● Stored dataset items

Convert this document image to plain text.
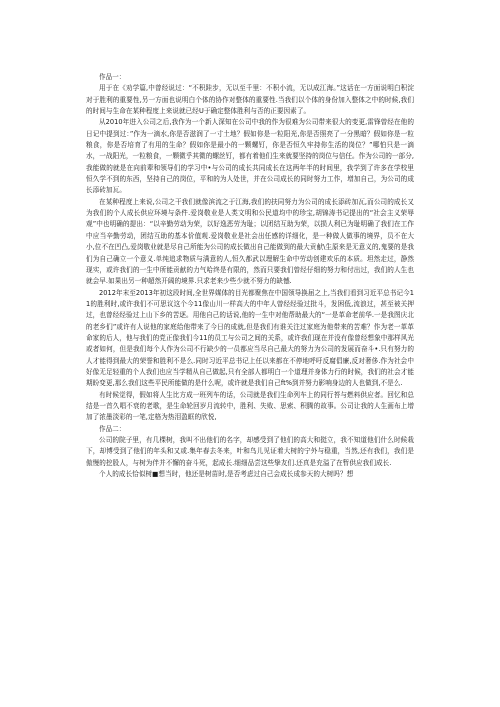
作品一：

用于在《劝学篇,中曾经说过：“不积跬步，无以至千里：不积小流，无以成江海。”这话在一方面说明白积淀对于胜利的重要性,另一方面也说明白个体的协作对整体的重要性.当我们以个体的身份加入整体之中的时候,我们的时间与生命在某种程度上来说就已经U于确定整体胜利与否的正要因素了。

从2010年进入公司之后,我作为一个新人深知在公司中我的作为很难为公司带来很大的变更,雷锋曾经在他的日记中提到过：”作为一滴水,你是否滋润了一寸土地？假如你是一粒阳光,你是否照亮了一分黑暗？假如你是一粒粮食，你是否培育了有用的生命？假如你是最小的一颗螺钉，你是否恒久牢持你生活的岗位？”哪怕只是一滴水，一战阳光，一粒粮食，一颗微乎其微的螺丝钉，都有着他们生来就要坚持的岗位与信任。作为公司的一部分,我能做的就是在向前辈和领导们的学习中•与公司的成长共同成长在这两年半的时间里，我学到了许多在学校里恒久学不到的东西，坚持自己的岗位，平和的为人处世，并在公司成长的同时努力工作，增加自己，为公司的成长添砖加瓦。

在某种程度上来说,公司之干我们就像滨流之于江海,我们的扶同努力为公司的成长添砖加瓦,而公司的成长又为我们的个人成长供应环境与条件.爱岗敬业是人类文明和公民道均中的珍宝,胡锦涛书记提出的“社会主义荣辱观”中也明确的提出：“以辛勤劳动为荣，以好逸恶劳为耻；以团结互助为荣，以损人利已为耻明确了我们在工作中应当辛勤劳动，团结互助的基本价值观.爱岗敬业是社会出任感的详细化，是一种做人做事的境界，员不在大小,位不在凹凸,爱岗敬业就是尽自己所能为公司的成长做出自己能做到的最大贡献\生原来是无意义的,鬼要的是我们为自己确立一个意义.单纯追求物质与满意的人,恒久都武以理解生命中劳动创建欢乐的本质。坦然走过，静然现实，或许我们的一生中所能贡献的力气哈终是有限的，然而只要我们曾经仔细的努力和付出过，我们的人生也就会早.如果出另一种超然开阔的境界.只求老来少些少就不努力的缺憾.

2012年末至2013年初这段时间,全世界媒体的目光都聚焦在中国领导换届之上,当我们看到习近平总书记今11的胜利时,或许我们不可思议这个今11像山川一样高大的中年人曾经经验过批斗，发困低,流浪过，甚至被关押过，也曾经经验过上山下乡的苦逐。用他自己的话说,他的一生中对他帮助最大的“一是革命老前华.一是我图庆北的老乡们”或许有人说他的家庭给他带来了今日的成就,但是我们有谁关注过家庭为他带来的苦难？作为老一革革命家的后人，他与我们的党正像我们今11的员工与公司之间的关系，或许我们现在并没有像曾经想象中那样风光或者如何，但是我们每个人作为公司不行缺少的一员都应当尽自己最大的努力为公司的发展而奋斗•.只有努力的人才能得到最大的荣誉和胜利不是么.同时习近平总书记上任以来都在不停地呼吁反腐倡廉,反对奢侈.作为社会中好像无足轻重的个人我们也应当学精从自己做起,只有全部人都明白一个道理并身体力行的时候，我们的社会才能期盼变更,那么我们这些平民所能做的是什么呢，或许就是我们自己ft%到并努力影响身边的人也做到,不是么.

有时候觉得，假如将人生比方成一班列车的话，公司就是我们生命列车上的同行苔与燃料供应者。回忆和总结是一首久唱不衰的老歌，是生命轮回岁月流转中，胜利、失败、思索、积腾的故事。公司让我的人生画布上增加了浓墨淡彩的一笔,定格为热泪盈眶的欣悦,

作品二：

公司的院子里，有几棵树，我叫不出他们的名字，却感受到了他们的高大和挺立，我不知道他们什么时候栽下，却博受到了他们的年头和又或.集年春去冬来，叶和鸟儿见证着大树的宁外与稳重，当然,还有我们，我们是傲慢的挖股人，与树为伴并不懈的奋斗死，起成长.细细品尝这些挚友们.还真是充溢了在暂供应我们成长.

个人的成长恰似树■想当时，他还是树苗时,是否考虑过自己会成长成参天的大树吗？想
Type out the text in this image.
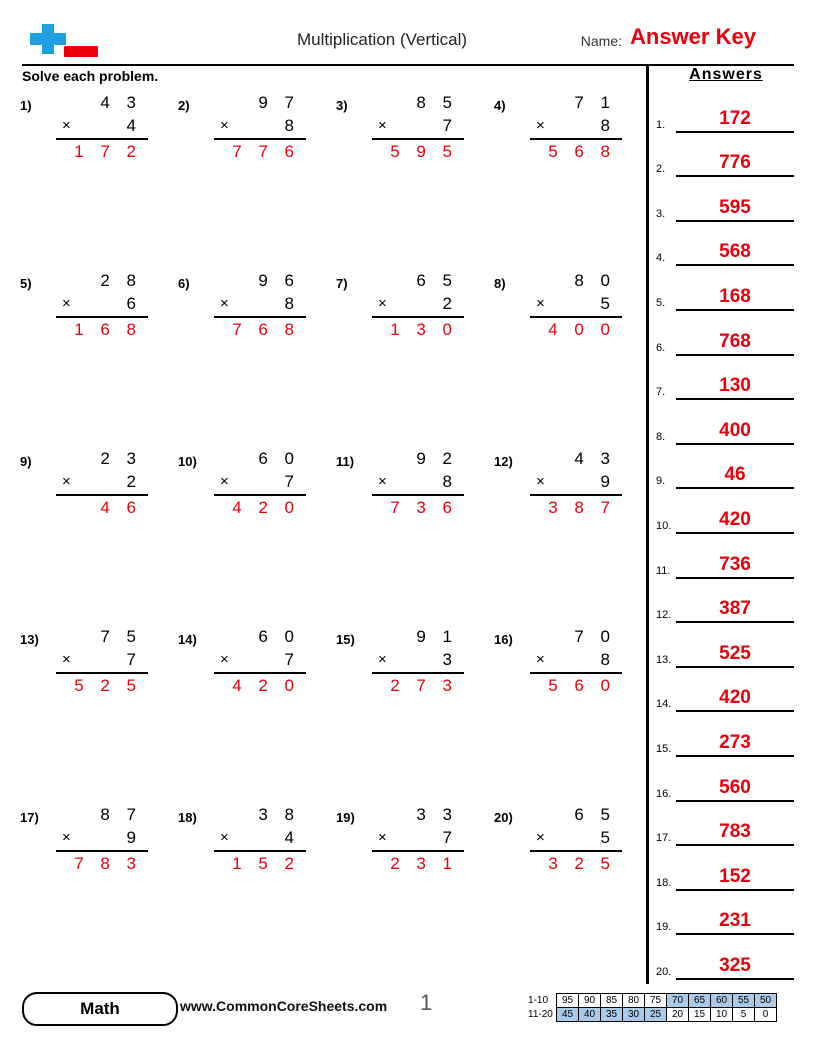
Multiplication (Vertical)	Name: Answer Key
Solve each problem.
1)	4 3
×	4
1 7 2
2)	9 7
×	8
7 7 6
3)	8 5
×	7
5 9 5
4)	7 1
×	8
5 6 8
5)	2 8
×	6
1 6 8
6)	9 6
×	8
7 6 8
7)	6 5
×	2
1 3 0
8)	8 0
×	5
4 0 0
9)	2 3
×	2
4 6
10)	6 0
×	7
4 2 0
11)	9 2
×	8
7 3 6
12)	4 3
×	9
3 8 7
13)	7 5
×	7
5 2 5
14)	6 0
×	7
4 2 0
15)	9 1
×	3
2 7 3
16)	7 0
×	8
5 6 0
17)	8 7
×	9
7 8 3
18)	3 8
×	4
1 5 2
19)	3 3
×	7
2 3 1
20)	6 5
×	5
3 2 5
Answers
1.	172
2.	776
3.	595
4.	568
5.	168
6.	768
7.	130
8.	400
9.	46
10.	420
11.	736
12.	387
13.	525
14.	420
15.	273
16.	560
17.	783
18.	152
19.	231
20.	325
Math	www.CommonCoreSheets.com 1	1-10	95	90	85	80	75	70	65	60	55	50
11-20	45	40	35	30	25	20	15	10	5	0
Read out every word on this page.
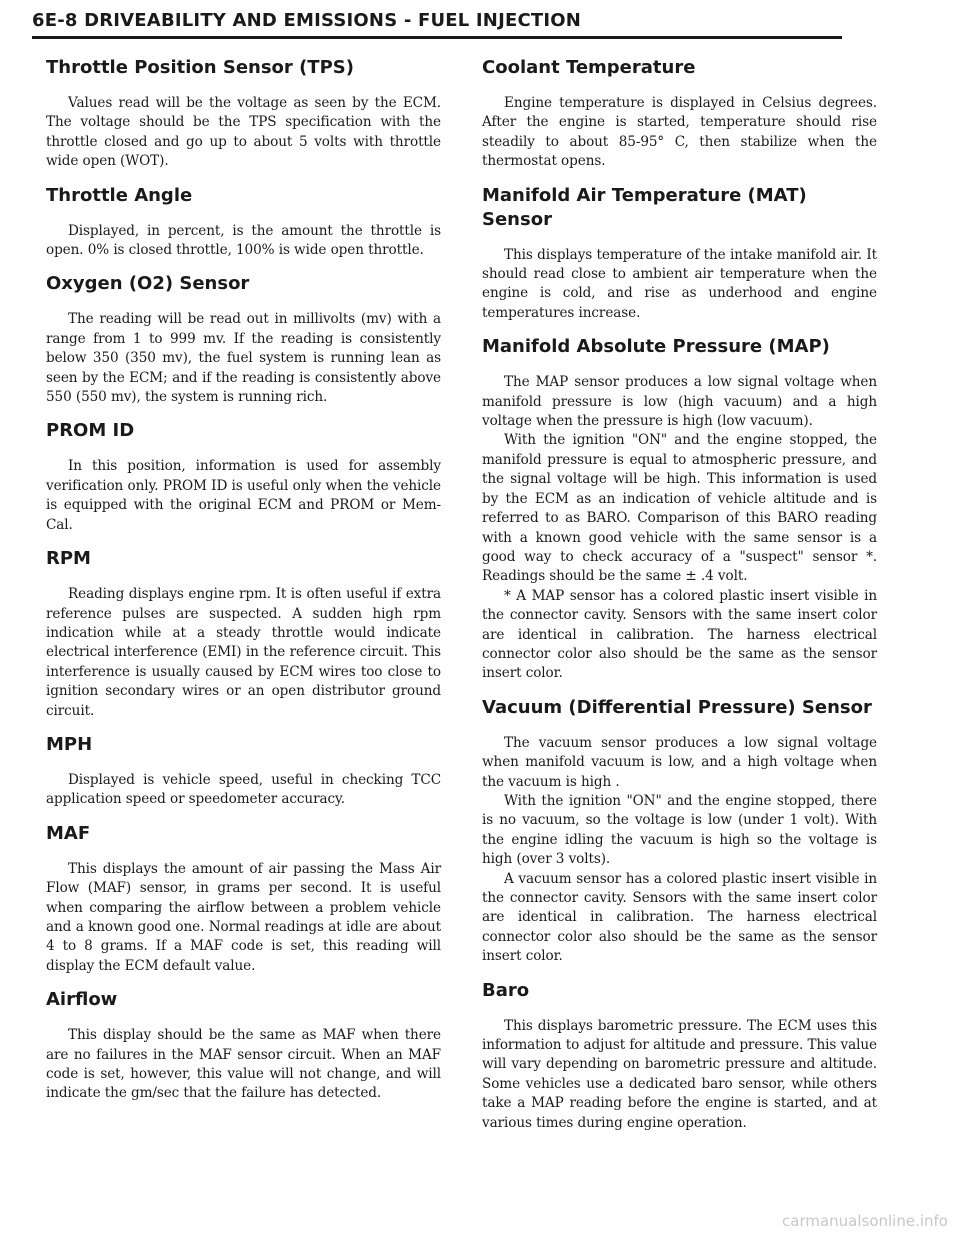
6E-8 DRIVEABILITY AND EMISSIONS - FUEL INJECTION
Throttle Position Sensor (TPS)

Values read will be the voltage as seen by the ECM. The voltage should be the TPS specification with the throttle closed and go up to about 5 volts with throttle wide open (WOT).

Throttle Angle

Displayed, in percent, is the amount the throttle is open. 0% is closed throttle, 100% is wide open throttle.

Oxygen (O2) Sensor

The reading will be read out in millivolts (mv) with a range from 1 to 999 mv. If the reading is consistently below 350 (350 mv), the fuel system is running lean as seen by the ECM; and if the reading is consistently above 550 (550 mv), the system is running rich.

PROM ID

In this position, information is used for assembly verification only. PROM ID is useful only when the vehicle is equipped with the original ECM and PROM or Mem-Cal.

RPM

Reading displays engine rpm. It is often useful if extra reference pulses are suspected. A sudden high rpm indication while at a steady throttle would indicate electrical interference (EMI) in the reference circuit. This interference is usually caused by ECM wires too close to ignition secondary wires or an open distributor ground circuit.

MPH

Displayed is vehicle speed, useful in checking TCC application speed or speedometer accuracy.

MAF

This displays the amount of air passing the Mass Air Flow (MAF) sensor, in grams per second. It is useful when comparing the airflow between a problem vehicle and a known good one. Normal readings at idle are about 4 to 8 grams. If a MAF code is set, this reading will display the ECM default value.

Airflow

This display should be the same as MAF when there are no failures in the MAF sensor circuit. When an MAF code is set, however, this value will not change, and will indicate the gm/sec that the failure has detected.

Coolant Temperature

Engine temperature is displayed in Celsius degrees. After the engine is started, temperature should rise steadily to about 85-95° C, then stabilize when the thermostat opens.

Manifold Air Temperature (MAT) Sensor

This displays temperature of the intake manifold air. It should read close to ambient air temperature when the engine is cold, and rise as underhood and engine temperatures increase.

Manifold Absolute Pressure (MAP)

The MAP sensor produces a low signal voltage when manifold pressure is low (high vacuum) and a high voltage when the pressure is high (low vacuum).

With the ignition "ON" and the engine stopped, the manifold pressure is equal to atmospheric pressure, and the signal voltage will be high. This information is used by the ECM as an indication of vehicle altitude and is referred to as BARO. Comparison of this BARO reading with a known good vehicle with the same sensor is a good way to check accuracy of a "suspect" sensor *. Readings should be the same ± .4 volt.

* A MAP sensor has a colored plastic insert visible in the connector cavity. Sensors with the same insert color are identical in calibration. The harness electrical connector color also should be the same as the sensor insert color.

Vacuum (Differential Pressure) Sensor

The vacuum sensor produces a low signal voltage when manifold vacuum is low, and a high voltage when the vacuum is high .

With the ignition "ON" and the engine stopped, there is no vacuum, so the voltage is low (under 1 volt). With the engine idling the vacuum is high so the voltage is high (over 3 volts).

A vacuum sensor has a colored plastic insert visible in the connector cavity. Sensors with the same insert color are identical in calibration. The harness electrical connector color also should be the same as the sensor insert color.

Baro

This displays barometric pressure. The ECM uses this information to adjust for altitude and pressure. This value will vary depending on barometric pressure and altitude. Some vehicles use a dedicated baro sensor, while others take a MAP reading before the engine is started, and at various times during engine operation.

carmanualsonline.info
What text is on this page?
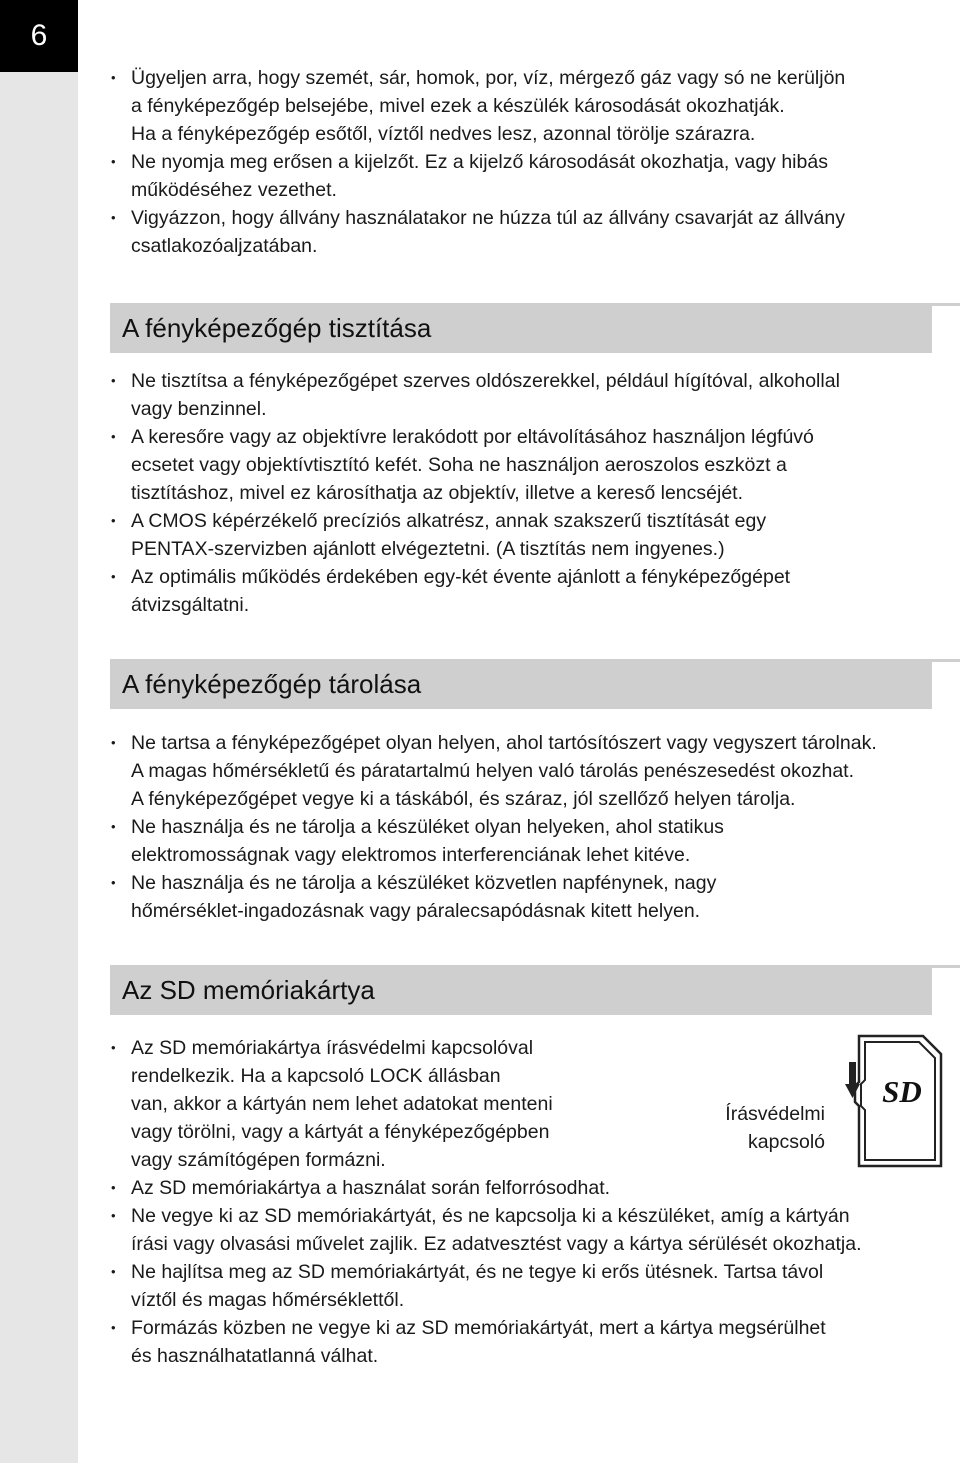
6
• Ügyeljen arra, hogy szemét, sár, homok, por, víz, mérgező gáz vagy só ne kerüljön
a fényképezőgép belsejébe, mivel ezek a készülék károsodását okozhatják.
Ha a fényképezőgép esőtől, víztől nedves lesz, azonnal törölje szárazra.
• Ne nyomja meg erősen a kijelzőt. Ez a kijelző károsodását okozhatja, vagy hibás
működéséhez vezethet.
• Vigyázzon, hogy állvány használatakor ne húzza túl az állvány csavarját az állvány
csatlakozóaljzatában.
A fényképezőgép tisztítása
• Ne tisztítsa a fényképezőgépet szerves oldószerekkel, például hígítóval, alkohollal
vagy benzinnel.
• A keresőre vagy az objektívre lerakódott por eltávolításához használjon légfúvó
ecsetet vagy objektívtisztító kefét. Soha ne használjon aeroszolos eszközt a
tisztításhoz, mivel ez károsíthatja az objektív, illetve a kereső lencséjét.
• A CMOS képérzékelő precíziós alkatrész, annak szakszerű tisztítását egy
PENTAX-szervizben ajánlott elvégeztetni. (A tisztítás nem ingyenes.)
• Az optimális működés érdekében egy-két évente ajánlott a fényképezőgépet
átvizsgáltatni.
A fényképezőgép tárolása
• Ne tartsa a fényképezőgépet olyan helyen, ahol tartósítószert vagy vegyszert tárolnak.
A magas hőmérsékletű és páratartalmú helyen való tárolás penészesedést okozhat.
A fényképezőgépet vegye ki a táskából, és száraz, jól szellőző helyen tárolja.
• Ne használja és ne tárolja a készüléket olyan helyeken, ahol statikus
elektromosságnak vagy elektromos interferenciának lehet kitéve.
• Ne használja és ne tárolja a készüléket közvetlen napfénynek, nagy
hőmérséklet-ingadozásnak vagy páralecsapódásnak kitett helyen.
Az SD memóriakártya
Írásvédelmi
kapcsoló
SD
• Az SD memóriakártya írásvédelmi kapcsolóval
rendelkezik. Ha a kapcsoló LOCK állásban
van, akkor a kártyán nem lehet adatokat menteni
vagy törölni, vagy a kártyát a fényképezőgépben
vagy számítógépen formázni.
• Az SD memóriakártya a használat során felforrósodhat.
• Ne vegye ki az SD memóriakártyát, és ne kapcsolja ki a készüléket, amíg a kártyán
írási vagy olvasási művelet zajlik. Ez adatvesztést vagy a kártya sérülését okozhatja.
• Ne hajlítsa meg az SD memóriakártyát, és ne tegye ki erős ütésnek. Tartsa távol
víztől és magas hőmérséklettől.
• Formázás közben ne vegye ki az SD memóriakártyát, mert a kártya megsérülhet
és használhatatlanná válhat.
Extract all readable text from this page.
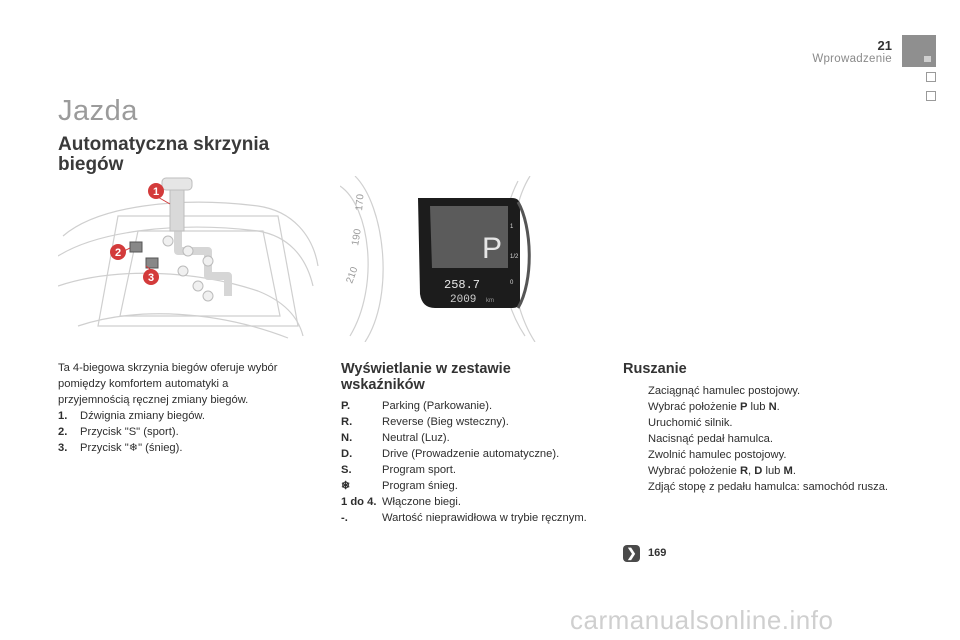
21
Wprowadzenie
Jazda
Automatyczna skrzynia biegów
1
2
3	210
190
170
P
258.7
2009 km
1
1/2
0
Ta 4-biegowa skrzynia biegów oferuje wybór pomiędzy komfortem automatyki a przyjemnością ręcznej zmiany biegów.
1.	Dźwignia zmiany biegów.
2.	Przycisk "S" (sport).
3.	Przycisk "❄" (śnieg).
Wyświetlanie w zestawie wskaźników
P.	Parking (Parkowanie).
R.	Reverse (Bieg wsteczny).
N.	Neutral (Luz).
D.	Drive (Prowadzenie automatyczne).
S.	Program sport.
❄	Program śnieg.
1 do 4. Włączone biegi.
-.	Wartość nieprawidłowa w trybie ręcznym.
Ruszanie
Zaciągnąć hamulec postojowy.
Wybrać położenie P lub N.
Uruchomić silnik.
Nacisnąć pedał hamulca.
Zwolnić hamulec postojowy.
Wybrać położenie R, D lub M.
Zdjąć stopę z pedału hamulca: samochód rusza.
❯	169
carmanualsonline.info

● WORK REQUIRED
Gather from the records above every line containing the string "ahol".

● TASK OUTPUT
• Ne tartsa a fényképezőgépet olyan helyen, ahol tartósítószert vagy vegyszert tárolnak.
• Ne használja és ne tárolja a készüléket olyan helyeken, ahol statikus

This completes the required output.